** BEGIN **

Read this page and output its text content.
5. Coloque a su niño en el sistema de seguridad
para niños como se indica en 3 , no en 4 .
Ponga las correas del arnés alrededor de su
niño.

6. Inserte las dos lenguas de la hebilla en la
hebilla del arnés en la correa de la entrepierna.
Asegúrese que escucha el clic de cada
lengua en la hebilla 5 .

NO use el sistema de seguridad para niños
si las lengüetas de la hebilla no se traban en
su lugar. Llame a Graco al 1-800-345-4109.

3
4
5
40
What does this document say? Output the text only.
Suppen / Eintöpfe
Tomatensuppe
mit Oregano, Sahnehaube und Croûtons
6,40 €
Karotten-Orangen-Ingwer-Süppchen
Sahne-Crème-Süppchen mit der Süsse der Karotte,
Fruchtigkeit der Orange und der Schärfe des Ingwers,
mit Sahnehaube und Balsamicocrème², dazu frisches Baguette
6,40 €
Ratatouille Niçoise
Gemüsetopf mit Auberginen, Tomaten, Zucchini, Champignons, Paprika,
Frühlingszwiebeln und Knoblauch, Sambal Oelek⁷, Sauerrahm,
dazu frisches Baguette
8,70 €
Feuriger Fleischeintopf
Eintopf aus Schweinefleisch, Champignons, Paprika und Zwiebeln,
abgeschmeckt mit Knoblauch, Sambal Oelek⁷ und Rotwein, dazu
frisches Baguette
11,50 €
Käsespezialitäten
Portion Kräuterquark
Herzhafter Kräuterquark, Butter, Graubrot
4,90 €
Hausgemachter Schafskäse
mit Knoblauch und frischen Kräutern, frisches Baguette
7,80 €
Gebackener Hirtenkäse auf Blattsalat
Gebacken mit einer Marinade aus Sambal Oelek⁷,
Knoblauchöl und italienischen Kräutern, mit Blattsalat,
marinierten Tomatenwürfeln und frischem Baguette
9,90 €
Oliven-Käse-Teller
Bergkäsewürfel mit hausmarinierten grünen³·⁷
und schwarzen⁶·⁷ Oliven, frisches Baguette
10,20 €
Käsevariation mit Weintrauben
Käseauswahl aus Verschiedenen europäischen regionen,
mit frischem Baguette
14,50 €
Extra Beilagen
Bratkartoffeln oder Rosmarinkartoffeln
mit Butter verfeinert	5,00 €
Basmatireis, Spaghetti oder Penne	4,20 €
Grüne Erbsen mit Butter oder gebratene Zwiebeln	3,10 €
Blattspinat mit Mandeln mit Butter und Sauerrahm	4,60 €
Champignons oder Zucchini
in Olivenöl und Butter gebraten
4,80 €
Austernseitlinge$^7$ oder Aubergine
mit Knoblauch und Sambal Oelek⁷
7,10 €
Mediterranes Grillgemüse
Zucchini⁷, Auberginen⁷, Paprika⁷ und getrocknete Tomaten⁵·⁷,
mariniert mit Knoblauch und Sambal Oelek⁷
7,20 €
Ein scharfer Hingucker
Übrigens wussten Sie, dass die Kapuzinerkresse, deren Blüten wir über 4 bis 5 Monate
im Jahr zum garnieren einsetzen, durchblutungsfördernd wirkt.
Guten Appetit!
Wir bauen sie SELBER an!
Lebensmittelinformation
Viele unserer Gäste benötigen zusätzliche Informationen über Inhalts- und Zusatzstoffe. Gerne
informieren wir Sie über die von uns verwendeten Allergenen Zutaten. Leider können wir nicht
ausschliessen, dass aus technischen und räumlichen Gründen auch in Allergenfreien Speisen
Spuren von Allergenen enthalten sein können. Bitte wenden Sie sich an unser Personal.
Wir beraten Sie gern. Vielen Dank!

** END **

### TO BE DONE
Make an exact copy of the listing, including every line.

### REPLY
Read this page and output its text content.
5. Coloque a su niño en el sistema de seguridad
para niños como se indica en 3 , no en 4 .
Ponga las correas del arnés alrededor de su
niño.

6. Inserte las dos lenguas de la hebilla en la
hebilla del arnés en la correa de la entrepierna.
Asegúrese que escucha el clic de cada
lengua en la hebilla 5 .

NO use el sistema de seguridad para niños
si las lengüetas de la hebilla no se traban en
su lugar. Llame a Graco al 1-800-345-4109.

3
4
5
40
What does this document say? Output the text only.
Suppen / Eintöpfe
Tomatensuppe
mit Oregano, Sahnehaube und Croûtons
6,40 €
Karotten-Orangen-Ingwer-Süppchen
Sahne-Crème-Süppchen mit der Süsse der Karotte,
Fruchtigkeit der Orange und der Schärfe des Ingwers,
mit Sahnehaube und Balsamicocrème², dazu frisches Baguette
6,40 €
Ratatouille Niçoise
Gemüsetopf mit Auberginen, Tomaten, Zucchini, Champignons, Paprika,
Frühlingszwiebeln und Knoblauch, Sambal Oelek⁷, Sauerrahm,
dazu frisches Baguette
8,70 €
Feuriger Fleischeintopf
Eintopf aus Schweinefleisch, Champignons, Paprika und Zwiebeln,
abgeschmeckt mit Knoblauch, Sambal Oelek⁷ und Rotwein, dazu
frisches Baguette
11,50 €
Käsespezialitäten
Portion Kräuterquark
Herzhafter Kräuterquark, Butter, Graubrot
4,90 €
Hausgemachter Schafskäse
mit Knoblauch und frischen Kräutern, frisches Baguette
7,80 €
Gebackener Hirtenkäse auf Blattsalat
Gebacken mit einer Marinade aus Sambal Oelek⁷,
Knoblauchöl und italienischen Kräutern, mit Blattsalat,
marinierten Tomatenwürfeln und frischem Baguette
9,90 €
Oliven-Käse-Teller
Bergkäsewürfel mit hausmarinierten grünen³·⁷
und schwarzen⁶·⁷ Oliven, frisches Baguette
10,20 €
Käsevariation mit Weintrauben
Käseauswahl aus Verschiedenen europäischen regionen,
mit frischem Baguette
14,50 €
Extra Beilagen
Bratkartoffeln oder Rosmarinkartoffeln
mit Butter verfeinert	5,00 €
Basmatireis, Spaghetti oder Penne	4,20 €
Grüne Erbsen mit Butter oder gebratene Zwiebeln	3,10 €
Blattspinat mit Mandeln mit Butter und Sauerrahm	4,60 €
Champignons oder Zucchini
in Olivenöl und Butter gebraten
4,80 €
Austernseitlinge$^7$ oder Aubergine
mit Knoblauch und Sambal Oelek⁷
7,10 €
Mediterranes Grillgemüse
Zucchini⁷, Auberginen⁷, Paprika⁷ und getrocknete Tomaten⁵·⁷,
mariniert mit Knoblauch und Sambal Oelek⁷
7,20 €
Ein scharfer Hingucker
Übrigens wussten Sie, dass die Kapuzinerkresse, deren Blüten wir über 4 bis 5 Monate
im Jahr zum garnieren einsetzen, durchblutungsfördernd wirkt.
Guten Appetit!
Wir bauen sie SELBER an!
Lebensmittelinformation
Viele unserer Gäste benötigen zusätzliche Informationen über Inhalts- und Zusatzstoffe. Gerne
informieren wir Sie über die von uns verwendeten Allergenen Zutaten. Leider können wir nicht
ausschliessen, dass aus technischen und räumlichen Gründen auch in Allergenfreien Speisen
Spuren von Allergenen enthalten sein können. Bitte wenden Sie sich an unser Personal.
Wir beraten Sie gern. Vielen Dank!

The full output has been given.